**TASK GOAL:**
Read through the records below and copy each line that uses the word "this".

**RECORDS SUPPLIED:**
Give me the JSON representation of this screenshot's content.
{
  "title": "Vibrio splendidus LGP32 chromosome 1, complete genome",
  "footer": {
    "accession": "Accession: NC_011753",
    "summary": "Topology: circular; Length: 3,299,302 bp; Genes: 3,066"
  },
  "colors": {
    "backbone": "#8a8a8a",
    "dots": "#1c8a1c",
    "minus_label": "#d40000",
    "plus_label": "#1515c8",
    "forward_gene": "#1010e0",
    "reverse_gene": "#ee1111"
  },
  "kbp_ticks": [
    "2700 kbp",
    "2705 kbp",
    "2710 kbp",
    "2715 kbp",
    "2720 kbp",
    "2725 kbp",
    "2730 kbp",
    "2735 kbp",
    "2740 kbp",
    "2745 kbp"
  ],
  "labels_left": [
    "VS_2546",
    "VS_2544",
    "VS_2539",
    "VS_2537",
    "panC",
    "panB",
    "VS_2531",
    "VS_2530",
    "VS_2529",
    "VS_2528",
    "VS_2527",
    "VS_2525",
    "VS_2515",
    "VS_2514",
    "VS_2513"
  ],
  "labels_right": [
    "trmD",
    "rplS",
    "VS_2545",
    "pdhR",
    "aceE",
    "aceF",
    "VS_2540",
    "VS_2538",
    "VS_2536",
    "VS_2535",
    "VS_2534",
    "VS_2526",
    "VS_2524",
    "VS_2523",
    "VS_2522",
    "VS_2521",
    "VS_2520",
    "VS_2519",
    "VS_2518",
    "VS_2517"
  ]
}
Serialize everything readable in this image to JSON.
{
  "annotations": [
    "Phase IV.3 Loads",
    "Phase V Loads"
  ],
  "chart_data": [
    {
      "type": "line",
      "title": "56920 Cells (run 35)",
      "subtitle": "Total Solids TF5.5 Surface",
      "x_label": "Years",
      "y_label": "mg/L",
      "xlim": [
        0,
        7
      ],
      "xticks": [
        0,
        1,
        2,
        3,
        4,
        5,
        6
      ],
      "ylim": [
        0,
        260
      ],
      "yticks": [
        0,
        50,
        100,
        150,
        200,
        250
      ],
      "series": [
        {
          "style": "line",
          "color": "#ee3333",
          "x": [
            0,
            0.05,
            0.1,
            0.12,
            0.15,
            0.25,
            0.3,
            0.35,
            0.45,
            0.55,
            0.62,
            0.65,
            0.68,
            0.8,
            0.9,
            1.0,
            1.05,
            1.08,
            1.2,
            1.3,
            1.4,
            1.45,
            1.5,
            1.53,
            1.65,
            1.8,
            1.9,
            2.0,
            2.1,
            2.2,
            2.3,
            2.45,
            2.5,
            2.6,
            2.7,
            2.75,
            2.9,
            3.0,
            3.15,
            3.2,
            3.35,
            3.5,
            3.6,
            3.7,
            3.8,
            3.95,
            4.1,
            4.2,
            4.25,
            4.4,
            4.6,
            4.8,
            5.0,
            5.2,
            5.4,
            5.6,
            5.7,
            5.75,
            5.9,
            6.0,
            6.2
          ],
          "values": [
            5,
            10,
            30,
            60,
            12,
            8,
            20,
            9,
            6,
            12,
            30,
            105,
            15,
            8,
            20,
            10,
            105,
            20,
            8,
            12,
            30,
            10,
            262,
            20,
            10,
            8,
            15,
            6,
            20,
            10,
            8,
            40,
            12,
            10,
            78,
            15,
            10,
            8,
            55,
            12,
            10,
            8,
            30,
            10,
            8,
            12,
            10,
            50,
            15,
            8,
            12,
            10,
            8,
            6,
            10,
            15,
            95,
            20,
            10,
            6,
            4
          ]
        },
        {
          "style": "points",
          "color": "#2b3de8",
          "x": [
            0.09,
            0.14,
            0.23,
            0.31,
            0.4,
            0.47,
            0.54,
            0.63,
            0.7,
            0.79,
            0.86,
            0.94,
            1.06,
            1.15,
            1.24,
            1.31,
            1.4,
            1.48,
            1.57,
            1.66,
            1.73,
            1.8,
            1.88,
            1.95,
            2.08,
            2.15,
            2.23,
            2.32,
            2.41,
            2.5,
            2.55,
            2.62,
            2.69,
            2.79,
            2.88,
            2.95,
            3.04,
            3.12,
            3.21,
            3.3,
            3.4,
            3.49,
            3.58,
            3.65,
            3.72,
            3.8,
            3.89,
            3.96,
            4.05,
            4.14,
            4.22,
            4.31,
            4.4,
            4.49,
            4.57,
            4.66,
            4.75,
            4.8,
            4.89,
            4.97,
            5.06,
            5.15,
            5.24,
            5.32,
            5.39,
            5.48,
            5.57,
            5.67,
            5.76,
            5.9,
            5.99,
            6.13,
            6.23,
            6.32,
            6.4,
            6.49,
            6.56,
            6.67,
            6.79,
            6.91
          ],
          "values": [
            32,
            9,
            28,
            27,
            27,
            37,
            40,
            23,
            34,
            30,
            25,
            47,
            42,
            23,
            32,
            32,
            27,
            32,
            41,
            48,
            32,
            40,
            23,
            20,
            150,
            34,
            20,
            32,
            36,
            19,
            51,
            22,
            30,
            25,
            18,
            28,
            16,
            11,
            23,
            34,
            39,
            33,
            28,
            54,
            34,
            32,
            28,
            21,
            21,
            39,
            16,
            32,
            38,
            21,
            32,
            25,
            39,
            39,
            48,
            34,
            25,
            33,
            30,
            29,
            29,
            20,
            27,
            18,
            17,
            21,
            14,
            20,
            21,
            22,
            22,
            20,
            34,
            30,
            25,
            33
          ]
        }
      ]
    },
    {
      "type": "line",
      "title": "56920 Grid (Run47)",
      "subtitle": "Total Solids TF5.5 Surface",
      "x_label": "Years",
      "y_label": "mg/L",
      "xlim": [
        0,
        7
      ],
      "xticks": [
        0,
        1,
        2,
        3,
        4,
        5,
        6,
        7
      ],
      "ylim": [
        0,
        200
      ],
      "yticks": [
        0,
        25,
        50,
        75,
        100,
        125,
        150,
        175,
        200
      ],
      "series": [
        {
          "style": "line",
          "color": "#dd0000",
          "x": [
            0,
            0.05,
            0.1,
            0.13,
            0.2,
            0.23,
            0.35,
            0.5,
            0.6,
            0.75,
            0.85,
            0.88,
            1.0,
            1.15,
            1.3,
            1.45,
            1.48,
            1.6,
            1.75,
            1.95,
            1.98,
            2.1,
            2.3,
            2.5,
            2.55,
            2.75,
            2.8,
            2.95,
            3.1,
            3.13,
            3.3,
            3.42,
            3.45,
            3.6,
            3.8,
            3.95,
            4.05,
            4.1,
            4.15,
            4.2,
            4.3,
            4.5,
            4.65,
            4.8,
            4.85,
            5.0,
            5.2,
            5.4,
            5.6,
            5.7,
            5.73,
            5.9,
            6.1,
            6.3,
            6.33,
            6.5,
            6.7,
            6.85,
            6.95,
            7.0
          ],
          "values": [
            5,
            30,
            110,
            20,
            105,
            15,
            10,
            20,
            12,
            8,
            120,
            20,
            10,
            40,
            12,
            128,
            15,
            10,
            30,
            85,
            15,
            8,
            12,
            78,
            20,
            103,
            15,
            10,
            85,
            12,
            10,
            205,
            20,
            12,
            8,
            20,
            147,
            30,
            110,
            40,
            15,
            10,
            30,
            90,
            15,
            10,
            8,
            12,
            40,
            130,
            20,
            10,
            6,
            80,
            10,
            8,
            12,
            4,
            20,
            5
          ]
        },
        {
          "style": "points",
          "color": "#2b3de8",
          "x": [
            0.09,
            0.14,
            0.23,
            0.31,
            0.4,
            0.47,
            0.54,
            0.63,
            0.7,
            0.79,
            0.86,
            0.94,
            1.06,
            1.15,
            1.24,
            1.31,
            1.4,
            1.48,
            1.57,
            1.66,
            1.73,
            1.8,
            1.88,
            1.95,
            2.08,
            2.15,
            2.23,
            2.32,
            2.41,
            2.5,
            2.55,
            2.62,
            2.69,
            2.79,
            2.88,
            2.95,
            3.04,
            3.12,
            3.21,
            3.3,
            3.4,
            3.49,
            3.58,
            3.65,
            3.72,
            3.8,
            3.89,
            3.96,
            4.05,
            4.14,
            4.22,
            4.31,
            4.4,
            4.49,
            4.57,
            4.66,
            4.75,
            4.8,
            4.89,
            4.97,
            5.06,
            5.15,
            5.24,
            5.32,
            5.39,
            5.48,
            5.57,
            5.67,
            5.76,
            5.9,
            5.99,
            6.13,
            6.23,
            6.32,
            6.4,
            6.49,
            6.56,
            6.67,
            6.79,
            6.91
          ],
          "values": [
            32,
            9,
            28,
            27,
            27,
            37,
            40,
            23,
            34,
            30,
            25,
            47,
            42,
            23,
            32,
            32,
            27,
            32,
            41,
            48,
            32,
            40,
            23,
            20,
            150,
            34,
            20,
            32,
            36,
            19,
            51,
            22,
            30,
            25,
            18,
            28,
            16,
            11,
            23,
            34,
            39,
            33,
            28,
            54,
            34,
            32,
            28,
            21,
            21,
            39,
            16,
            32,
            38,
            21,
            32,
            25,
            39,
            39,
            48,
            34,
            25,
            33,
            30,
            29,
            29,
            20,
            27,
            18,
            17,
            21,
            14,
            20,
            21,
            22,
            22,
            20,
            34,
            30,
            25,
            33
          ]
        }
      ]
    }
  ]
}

**TASK RESPONSE:**
Give me the JSON representation of this screenshot's content.
Serialize everything readable in this image to JSON.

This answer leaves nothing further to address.